(Rows from a figure dataset)
****************************************

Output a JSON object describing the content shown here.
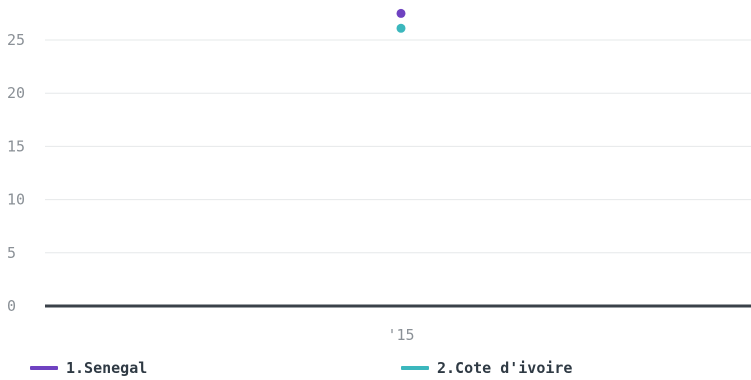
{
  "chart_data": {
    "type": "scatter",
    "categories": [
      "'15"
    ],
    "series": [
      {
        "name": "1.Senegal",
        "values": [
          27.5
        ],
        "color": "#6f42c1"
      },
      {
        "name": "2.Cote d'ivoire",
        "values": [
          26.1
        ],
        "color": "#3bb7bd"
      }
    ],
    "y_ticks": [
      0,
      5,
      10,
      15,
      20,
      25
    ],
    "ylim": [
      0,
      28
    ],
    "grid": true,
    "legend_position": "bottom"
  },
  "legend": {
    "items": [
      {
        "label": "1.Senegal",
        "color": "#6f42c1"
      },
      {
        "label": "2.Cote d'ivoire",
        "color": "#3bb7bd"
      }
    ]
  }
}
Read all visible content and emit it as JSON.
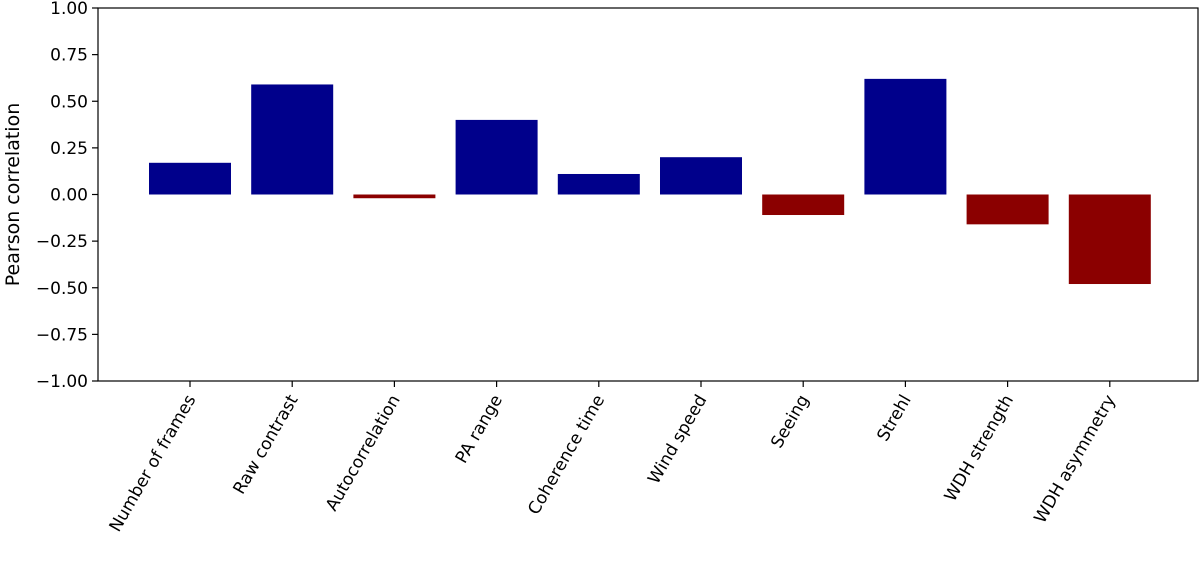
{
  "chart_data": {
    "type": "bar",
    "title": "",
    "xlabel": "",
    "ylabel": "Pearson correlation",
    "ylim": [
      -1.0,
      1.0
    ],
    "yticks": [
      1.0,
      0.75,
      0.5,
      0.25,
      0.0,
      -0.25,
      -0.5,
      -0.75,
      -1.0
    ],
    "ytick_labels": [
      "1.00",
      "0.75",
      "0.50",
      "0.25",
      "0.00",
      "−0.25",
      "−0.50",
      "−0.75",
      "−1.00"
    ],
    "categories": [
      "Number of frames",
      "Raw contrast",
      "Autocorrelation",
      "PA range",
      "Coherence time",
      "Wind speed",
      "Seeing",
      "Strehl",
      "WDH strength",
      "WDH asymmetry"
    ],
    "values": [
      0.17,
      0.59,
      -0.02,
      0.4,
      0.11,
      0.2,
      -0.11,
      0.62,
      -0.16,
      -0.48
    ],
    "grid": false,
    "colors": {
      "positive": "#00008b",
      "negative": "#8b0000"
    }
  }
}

****************************************

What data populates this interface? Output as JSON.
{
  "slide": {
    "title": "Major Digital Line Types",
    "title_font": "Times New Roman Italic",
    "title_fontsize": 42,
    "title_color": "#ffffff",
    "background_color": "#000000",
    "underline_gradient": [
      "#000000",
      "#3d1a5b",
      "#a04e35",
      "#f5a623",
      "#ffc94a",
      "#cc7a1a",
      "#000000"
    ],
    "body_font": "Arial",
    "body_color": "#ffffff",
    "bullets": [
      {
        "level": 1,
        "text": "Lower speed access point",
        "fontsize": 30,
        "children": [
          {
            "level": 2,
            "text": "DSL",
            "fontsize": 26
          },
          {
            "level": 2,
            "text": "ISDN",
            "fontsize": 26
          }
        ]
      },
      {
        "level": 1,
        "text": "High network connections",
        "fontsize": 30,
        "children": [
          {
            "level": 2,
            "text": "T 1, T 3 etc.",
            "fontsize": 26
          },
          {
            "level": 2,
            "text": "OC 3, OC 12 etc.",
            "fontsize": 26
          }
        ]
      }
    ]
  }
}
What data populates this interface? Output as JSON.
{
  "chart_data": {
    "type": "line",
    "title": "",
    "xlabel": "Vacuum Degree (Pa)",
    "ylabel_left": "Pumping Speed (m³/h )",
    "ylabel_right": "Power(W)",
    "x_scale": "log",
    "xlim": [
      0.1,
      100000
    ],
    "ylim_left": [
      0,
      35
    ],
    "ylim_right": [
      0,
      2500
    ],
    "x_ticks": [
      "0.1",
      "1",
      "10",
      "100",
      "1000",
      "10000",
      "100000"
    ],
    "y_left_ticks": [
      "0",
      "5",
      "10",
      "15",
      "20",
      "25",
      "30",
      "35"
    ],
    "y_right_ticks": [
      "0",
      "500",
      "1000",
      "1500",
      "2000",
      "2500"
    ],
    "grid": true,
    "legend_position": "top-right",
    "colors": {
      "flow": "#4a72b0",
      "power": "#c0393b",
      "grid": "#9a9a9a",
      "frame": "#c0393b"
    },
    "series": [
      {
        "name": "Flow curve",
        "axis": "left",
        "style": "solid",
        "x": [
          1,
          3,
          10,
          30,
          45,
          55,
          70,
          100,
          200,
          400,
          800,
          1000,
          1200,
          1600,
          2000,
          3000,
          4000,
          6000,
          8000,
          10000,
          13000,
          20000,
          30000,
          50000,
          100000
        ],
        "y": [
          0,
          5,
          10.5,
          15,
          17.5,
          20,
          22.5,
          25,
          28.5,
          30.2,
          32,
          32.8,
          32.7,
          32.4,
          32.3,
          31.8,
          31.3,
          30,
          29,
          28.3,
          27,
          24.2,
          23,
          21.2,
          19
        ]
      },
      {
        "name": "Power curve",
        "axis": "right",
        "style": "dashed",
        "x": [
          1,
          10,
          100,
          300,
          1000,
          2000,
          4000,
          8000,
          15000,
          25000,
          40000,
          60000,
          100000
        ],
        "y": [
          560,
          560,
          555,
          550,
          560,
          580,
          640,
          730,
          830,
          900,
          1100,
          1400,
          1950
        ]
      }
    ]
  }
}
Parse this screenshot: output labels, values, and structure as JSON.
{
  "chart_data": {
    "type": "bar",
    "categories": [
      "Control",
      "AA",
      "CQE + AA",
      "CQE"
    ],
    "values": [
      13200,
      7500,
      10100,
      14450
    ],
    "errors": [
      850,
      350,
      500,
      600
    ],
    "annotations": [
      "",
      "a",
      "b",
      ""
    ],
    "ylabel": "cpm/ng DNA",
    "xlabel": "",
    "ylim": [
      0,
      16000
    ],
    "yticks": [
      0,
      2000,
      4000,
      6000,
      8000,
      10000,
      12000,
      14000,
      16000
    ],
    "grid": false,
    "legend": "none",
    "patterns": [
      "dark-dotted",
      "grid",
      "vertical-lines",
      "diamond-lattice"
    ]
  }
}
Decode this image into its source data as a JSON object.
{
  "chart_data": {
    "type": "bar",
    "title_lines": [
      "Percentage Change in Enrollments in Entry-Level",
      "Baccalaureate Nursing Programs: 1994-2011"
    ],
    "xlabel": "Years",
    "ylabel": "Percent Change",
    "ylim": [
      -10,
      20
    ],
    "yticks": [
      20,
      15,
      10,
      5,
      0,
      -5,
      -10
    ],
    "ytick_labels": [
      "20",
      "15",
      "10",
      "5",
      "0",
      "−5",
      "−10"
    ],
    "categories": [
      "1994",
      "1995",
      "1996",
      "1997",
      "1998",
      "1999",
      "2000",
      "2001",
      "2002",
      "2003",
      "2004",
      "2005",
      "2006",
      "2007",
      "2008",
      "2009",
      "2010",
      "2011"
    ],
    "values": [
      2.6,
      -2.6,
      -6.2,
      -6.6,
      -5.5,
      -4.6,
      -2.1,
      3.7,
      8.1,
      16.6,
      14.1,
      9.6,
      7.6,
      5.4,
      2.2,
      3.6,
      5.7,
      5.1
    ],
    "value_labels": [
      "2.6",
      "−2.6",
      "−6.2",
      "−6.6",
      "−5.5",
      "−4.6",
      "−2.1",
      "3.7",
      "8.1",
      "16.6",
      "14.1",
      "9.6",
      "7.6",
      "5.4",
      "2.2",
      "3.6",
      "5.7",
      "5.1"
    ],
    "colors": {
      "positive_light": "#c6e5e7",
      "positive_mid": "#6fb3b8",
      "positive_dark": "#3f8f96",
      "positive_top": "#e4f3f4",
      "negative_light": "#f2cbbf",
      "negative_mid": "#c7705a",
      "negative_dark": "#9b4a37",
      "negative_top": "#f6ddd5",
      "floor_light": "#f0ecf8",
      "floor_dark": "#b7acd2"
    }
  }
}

****************************************

- Request
Search the records above for "JSON". Copy each line where it is found.

- Solution for this problem
Output a JSON object describing the content shown here.
Read all visible content and emit it as JSON.
What data populates this interface? Output as JSON.
What data populates this interface? Output as JSON.
Parse this screenshot: output labels, values, and structure as JSON.
Decode this image into its source data as a JSON object.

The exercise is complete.